Where a line in the listing contains the string "JSON", copy that line out.
--- START OF Listed entries ---
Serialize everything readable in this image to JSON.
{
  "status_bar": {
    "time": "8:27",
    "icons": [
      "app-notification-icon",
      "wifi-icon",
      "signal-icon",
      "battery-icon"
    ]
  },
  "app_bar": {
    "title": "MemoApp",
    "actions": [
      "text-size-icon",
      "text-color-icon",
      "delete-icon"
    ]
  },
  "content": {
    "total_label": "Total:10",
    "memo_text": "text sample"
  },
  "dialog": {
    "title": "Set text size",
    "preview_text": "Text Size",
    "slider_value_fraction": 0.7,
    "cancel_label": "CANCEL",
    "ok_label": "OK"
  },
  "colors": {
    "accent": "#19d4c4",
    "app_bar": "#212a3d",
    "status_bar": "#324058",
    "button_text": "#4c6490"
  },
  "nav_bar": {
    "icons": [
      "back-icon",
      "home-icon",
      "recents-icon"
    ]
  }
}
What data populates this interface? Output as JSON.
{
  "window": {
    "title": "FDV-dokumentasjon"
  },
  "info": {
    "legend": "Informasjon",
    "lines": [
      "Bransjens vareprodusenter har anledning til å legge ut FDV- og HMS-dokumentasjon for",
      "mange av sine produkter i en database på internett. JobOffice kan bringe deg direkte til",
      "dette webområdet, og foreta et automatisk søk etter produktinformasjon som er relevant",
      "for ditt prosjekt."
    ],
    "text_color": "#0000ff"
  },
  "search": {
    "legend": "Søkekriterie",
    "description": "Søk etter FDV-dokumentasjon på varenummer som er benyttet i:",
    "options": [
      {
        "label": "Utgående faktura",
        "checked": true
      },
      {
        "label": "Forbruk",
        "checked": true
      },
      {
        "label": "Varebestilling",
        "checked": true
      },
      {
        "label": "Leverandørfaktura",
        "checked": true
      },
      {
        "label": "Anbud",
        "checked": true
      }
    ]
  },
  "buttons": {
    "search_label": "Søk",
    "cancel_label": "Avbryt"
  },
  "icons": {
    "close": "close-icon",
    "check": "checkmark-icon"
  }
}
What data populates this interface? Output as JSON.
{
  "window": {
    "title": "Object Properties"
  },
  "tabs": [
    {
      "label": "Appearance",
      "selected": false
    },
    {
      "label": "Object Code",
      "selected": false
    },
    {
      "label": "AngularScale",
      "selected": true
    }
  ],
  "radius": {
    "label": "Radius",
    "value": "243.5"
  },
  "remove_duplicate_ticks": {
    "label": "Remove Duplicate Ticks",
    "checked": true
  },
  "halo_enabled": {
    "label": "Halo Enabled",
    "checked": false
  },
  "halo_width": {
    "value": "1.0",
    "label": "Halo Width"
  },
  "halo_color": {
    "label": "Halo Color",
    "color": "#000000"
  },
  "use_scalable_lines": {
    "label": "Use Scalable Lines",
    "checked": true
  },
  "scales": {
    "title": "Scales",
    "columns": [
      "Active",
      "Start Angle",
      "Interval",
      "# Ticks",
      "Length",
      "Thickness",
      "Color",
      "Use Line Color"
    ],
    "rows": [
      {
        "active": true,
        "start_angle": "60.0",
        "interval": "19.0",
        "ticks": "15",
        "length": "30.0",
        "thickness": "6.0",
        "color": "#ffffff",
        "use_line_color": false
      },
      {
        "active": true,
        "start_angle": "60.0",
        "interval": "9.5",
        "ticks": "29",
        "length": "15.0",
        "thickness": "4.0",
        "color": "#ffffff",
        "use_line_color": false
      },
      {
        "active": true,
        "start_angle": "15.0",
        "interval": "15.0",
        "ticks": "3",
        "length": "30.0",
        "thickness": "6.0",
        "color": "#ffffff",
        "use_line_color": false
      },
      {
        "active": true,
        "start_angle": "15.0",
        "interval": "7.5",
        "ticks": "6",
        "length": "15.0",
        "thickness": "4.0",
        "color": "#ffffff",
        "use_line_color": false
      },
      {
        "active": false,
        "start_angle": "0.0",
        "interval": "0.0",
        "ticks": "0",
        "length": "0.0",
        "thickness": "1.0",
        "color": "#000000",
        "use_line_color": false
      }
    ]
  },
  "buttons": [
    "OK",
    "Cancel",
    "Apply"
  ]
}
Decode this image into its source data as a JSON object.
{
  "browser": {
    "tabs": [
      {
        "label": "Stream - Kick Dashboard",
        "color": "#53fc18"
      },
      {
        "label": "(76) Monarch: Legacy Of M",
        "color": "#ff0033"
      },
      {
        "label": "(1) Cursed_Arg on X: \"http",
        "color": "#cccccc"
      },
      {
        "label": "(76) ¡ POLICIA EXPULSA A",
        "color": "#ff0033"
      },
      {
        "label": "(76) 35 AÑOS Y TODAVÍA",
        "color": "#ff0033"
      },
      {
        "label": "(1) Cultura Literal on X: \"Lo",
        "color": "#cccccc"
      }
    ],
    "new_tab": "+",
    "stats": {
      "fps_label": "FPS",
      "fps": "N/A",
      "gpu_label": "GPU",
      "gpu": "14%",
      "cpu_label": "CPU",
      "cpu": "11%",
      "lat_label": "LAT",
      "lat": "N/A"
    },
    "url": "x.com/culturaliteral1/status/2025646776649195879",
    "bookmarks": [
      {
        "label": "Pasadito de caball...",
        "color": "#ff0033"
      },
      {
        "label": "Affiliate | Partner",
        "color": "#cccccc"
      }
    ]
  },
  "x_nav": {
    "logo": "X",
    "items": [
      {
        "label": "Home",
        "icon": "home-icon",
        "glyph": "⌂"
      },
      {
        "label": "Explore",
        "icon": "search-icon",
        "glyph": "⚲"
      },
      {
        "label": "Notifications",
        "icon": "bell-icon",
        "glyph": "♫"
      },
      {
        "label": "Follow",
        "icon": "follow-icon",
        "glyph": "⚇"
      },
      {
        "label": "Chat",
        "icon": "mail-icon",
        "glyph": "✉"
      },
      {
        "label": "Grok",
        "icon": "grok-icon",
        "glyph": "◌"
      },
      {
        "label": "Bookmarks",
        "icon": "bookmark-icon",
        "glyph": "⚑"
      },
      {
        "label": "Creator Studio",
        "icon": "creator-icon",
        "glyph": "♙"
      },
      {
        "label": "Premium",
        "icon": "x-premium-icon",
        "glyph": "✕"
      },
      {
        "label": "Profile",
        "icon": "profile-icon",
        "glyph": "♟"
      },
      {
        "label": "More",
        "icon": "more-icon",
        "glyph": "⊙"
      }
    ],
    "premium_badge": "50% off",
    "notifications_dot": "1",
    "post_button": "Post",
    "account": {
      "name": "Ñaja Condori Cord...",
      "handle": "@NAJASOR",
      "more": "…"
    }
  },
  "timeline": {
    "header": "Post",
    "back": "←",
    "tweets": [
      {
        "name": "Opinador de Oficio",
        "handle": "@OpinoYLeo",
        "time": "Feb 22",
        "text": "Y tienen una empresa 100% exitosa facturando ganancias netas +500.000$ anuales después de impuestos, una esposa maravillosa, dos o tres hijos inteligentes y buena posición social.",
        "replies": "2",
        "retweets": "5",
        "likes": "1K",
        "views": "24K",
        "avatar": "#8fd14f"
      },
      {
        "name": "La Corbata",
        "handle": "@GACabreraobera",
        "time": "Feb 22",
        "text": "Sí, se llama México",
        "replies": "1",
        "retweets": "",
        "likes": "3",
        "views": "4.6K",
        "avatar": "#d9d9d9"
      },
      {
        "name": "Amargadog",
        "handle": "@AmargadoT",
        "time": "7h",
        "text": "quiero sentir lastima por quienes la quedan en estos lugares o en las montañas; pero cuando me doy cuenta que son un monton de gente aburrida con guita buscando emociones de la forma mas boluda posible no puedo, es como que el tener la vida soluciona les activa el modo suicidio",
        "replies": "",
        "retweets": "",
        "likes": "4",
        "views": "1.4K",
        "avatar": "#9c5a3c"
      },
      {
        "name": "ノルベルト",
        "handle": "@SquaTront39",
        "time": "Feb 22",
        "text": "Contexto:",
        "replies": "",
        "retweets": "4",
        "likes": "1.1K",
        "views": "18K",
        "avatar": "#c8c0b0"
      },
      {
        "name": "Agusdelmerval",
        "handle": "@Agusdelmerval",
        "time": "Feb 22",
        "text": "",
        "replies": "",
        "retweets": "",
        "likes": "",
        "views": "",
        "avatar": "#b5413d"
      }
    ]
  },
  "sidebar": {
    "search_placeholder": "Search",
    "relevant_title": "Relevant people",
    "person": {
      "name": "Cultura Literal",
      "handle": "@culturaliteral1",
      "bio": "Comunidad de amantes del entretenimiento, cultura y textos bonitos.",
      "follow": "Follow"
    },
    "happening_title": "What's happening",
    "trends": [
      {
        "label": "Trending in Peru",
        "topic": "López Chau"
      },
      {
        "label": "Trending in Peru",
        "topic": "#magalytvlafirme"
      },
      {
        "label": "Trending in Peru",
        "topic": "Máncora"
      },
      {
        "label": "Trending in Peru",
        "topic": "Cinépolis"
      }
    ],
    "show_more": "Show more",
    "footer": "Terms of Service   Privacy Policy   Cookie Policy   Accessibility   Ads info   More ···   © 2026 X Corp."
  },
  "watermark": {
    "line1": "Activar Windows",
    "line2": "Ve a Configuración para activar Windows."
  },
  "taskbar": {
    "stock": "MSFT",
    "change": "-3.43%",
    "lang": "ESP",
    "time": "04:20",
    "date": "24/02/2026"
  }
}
--- END OF Listed entries ---
Task result:
Serialize everything readable in this image to JSON.
What data populates this interface? Output as JSON.
What data populates this interface? Output as JSON.
Decode this image into its source data as a JSON object.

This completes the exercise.